DO THIS >> Locate the lines of the listing below that hold "ylabel", then copy each of them.

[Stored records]

☆ ☆ ☆ ☆ ☆

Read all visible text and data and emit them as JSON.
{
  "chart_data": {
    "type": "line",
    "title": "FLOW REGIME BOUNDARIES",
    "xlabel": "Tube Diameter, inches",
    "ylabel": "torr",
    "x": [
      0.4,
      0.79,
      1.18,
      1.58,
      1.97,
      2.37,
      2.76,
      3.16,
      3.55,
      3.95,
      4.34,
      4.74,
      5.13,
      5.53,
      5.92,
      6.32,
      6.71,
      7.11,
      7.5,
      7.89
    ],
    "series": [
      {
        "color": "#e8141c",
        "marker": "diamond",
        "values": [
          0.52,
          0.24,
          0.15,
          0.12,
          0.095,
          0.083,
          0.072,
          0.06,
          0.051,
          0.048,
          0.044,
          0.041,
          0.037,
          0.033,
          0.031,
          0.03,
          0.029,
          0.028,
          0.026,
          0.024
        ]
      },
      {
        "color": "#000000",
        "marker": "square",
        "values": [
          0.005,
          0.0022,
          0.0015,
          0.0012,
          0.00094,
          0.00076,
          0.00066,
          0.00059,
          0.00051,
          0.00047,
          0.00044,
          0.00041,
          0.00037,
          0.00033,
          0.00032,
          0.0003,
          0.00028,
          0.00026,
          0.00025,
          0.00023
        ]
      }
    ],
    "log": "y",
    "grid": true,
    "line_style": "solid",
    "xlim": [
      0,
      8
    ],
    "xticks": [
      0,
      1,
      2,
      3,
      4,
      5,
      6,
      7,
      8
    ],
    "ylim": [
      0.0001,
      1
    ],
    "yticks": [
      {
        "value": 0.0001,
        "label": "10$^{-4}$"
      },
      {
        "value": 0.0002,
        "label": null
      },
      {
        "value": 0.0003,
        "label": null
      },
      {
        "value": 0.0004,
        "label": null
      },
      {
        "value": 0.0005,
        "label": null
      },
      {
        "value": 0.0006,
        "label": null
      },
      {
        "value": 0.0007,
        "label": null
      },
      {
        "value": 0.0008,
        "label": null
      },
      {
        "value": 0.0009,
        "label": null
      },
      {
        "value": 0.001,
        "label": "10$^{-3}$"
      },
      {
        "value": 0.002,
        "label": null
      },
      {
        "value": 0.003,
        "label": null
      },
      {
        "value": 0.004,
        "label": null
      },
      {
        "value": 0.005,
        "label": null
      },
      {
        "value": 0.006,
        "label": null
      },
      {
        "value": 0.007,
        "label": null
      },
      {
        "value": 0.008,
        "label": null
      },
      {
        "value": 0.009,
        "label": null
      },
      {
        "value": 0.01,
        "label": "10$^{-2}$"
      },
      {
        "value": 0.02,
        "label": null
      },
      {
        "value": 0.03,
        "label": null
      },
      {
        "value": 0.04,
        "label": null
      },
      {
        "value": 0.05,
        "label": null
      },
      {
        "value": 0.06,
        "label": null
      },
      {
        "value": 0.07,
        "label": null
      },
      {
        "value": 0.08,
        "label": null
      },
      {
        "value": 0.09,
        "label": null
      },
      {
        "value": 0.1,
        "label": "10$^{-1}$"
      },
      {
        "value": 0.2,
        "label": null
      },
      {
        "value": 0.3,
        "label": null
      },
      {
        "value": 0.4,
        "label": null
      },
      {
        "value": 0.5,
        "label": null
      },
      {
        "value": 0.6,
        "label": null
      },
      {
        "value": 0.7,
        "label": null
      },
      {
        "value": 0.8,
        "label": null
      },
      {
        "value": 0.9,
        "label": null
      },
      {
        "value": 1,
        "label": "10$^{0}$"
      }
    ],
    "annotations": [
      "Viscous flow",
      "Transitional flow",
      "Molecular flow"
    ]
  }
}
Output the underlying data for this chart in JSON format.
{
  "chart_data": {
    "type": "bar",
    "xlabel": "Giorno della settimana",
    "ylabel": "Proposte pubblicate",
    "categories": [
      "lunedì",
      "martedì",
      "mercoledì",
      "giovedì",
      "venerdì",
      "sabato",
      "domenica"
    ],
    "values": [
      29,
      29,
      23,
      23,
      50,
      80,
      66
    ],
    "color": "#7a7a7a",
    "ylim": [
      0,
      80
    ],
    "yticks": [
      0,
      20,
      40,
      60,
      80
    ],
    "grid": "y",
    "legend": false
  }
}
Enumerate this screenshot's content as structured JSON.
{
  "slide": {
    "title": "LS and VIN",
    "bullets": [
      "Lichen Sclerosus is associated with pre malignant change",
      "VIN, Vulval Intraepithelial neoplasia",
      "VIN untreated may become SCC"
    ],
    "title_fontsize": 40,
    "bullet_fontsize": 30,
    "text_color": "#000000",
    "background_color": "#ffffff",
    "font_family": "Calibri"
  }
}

☆ ☆ ☆ ☆ ☆

WRITTEN ANSWER >>
    "ylabel": "torr",
    "ylabel": "Proposte pubblicate",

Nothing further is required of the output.